## REQUIREMENT
List each line of the data in which the string "Versus" appears.

## SUPPLIED MATERIAL
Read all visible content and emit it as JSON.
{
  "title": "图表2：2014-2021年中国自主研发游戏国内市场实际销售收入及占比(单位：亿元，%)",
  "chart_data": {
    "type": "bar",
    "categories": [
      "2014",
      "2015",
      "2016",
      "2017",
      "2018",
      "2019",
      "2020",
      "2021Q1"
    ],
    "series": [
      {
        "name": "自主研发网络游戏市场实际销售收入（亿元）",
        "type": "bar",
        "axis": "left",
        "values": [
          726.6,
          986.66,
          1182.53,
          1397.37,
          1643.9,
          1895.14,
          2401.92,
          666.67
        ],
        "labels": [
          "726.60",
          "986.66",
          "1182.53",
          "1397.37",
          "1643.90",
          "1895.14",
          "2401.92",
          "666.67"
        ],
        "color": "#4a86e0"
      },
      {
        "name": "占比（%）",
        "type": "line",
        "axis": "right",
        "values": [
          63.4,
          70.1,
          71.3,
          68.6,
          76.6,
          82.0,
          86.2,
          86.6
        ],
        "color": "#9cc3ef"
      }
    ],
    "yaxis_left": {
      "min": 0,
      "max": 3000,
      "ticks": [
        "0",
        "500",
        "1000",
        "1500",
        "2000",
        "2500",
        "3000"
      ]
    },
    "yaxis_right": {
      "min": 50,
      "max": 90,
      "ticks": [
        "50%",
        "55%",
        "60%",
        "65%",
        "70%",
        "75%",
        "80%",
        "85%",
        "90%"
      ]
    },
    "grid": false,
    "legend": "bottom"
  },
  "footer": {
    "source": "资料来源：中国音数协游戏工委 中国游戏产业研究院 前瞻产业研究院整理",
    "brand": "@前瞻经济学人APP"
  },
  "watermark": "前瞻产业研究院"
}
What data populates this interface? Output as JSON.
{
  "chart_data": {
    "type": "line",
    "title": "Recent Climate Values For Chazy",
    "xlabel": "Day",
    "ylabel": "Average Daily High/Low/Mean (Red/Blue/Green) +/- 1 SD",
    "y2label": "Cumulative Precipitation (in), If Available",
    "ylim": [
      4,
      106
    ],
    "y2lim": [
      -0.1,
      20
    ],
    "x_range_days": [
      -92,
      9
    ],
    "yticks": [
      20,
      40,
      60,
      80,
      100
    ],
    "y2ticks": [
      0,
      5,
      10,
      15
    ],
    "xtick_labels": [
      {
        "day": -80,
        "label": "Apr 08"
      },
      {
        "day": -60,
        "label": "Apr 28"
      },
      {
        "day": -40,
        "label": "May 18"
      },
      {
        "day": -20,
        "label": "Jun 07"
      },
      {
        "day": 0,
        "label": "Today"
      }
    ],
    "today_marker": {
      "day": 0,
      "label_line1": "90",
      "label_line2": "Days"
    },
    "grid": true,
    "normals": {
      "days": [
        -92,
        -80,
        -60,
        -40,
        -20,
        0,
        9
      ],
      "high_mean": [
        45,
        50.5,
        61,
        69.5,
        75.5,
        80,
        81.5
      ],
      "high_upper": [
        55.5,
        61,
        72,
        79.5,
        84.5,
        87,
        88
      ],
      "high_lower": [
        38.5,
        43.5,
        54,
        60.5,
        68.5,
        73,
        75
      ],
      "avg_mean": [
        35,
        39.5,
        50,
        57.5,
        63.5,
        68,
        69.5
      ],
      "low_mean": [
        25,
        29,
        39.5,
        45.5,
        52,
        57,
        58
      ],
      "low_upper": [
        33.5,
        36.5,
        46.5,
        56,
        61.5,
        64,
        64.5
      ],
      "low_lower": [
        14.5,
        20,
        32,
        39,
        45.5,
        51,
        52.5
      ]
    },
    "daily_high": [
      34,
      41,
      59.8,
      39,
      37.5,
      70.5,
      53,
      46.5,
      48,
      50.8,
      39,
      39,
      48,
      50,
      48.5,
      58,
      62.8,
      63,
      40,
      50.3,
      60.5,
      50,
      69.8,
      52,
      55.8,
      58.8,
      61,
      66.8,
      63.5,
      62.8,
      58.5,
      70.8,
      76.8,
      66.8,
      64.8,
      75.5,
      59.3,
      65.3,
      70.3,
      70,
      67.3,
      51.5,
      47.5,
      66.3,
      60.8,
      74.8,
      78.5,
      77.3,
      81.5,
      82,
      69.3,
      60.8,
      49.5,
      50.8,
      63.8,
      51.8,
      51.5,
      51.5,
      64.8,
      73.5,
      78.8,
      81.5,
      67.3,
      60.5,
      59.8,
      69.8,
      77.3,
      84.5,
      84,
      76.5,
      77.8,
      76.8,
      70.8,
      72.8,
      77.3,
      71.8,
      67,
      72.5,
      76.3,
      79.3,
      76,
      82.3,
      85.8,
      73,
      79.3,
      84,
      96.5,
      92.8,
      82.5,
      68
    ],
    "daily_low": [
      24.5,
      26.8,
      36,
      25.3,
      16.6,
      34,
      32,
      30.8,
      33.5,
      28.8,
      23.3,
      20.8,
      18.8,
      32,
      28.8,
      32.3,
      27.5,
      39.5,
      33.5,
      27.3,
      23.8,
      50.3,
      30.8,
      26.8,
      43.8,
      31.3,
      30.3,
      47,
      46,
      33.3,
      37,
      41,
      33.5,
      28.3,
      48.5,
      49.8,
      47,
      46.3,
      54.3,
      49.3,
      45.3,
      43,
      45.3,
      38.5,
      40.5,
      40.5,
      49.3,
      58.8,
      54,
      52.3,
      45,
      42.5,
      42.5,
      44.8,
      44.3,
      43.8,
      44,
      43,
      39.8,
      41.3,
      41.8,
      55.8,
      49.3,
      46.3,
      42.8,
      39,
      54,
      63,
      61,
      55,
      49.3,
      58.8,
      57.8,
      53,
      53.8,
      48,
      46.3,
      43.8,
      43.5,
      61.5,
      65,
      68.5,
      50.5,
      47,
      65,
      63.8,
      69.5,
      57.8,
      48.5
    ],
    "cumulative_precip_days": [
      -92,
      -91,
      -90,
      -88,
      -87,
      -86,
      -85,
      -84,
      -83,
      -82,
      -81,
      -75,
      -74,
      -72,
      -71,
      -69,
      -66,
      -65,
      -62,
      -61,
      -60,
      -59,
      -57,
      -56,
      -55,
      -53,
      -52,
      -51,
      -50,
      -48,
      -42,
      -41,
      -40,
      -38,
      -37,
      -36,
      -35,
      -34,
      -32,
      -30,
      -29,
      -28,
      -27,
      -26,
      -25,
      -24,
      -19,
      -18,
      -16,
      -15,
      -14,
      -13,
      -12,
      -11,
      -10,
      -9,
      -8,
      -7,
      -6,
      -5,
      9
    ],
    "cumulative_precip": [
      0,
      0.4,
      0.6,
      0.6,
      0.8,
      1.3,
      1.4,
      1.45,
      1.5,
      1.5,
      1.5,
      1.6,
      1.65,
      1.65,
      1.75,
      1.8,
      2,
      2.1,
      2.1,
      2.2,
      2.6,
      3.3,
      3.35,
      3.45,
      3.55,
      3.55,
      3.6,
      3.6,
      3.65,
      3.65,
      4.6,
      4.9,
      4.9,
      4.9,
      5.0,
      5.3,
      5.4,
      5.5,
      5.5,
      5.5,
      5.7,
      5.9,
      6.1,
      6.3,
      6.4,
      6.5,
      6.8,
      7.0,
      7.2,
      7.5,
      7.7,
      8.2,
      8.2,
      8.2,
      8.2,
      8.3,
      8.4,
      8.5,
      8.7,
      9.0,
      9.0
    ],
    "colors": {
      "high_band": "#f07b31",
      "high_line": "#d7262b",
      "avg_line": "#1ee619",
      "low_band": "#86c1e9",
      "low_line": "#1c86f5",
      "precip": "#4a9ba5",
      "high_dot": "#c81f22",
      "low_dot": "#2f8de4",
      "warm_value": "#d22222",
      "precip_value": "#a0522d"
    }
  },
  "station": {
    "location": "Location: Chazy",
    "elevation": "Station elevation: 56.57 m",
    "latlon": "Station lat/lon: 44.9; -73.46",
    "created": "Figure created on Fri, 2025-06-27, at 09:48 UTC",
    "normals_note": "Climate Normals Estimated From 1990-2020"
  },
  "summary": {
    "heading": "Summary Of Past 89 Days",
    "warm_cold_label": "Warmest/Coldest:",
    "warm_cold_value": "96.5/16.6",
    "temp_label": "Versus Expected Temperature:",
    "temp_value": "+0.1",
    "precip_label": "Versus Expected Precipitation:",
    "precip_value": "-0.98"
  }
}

## REPLY
    "temp_label": "Versus Expected Temperature:",
    "precip_label": "Versus Expected Precipitation:",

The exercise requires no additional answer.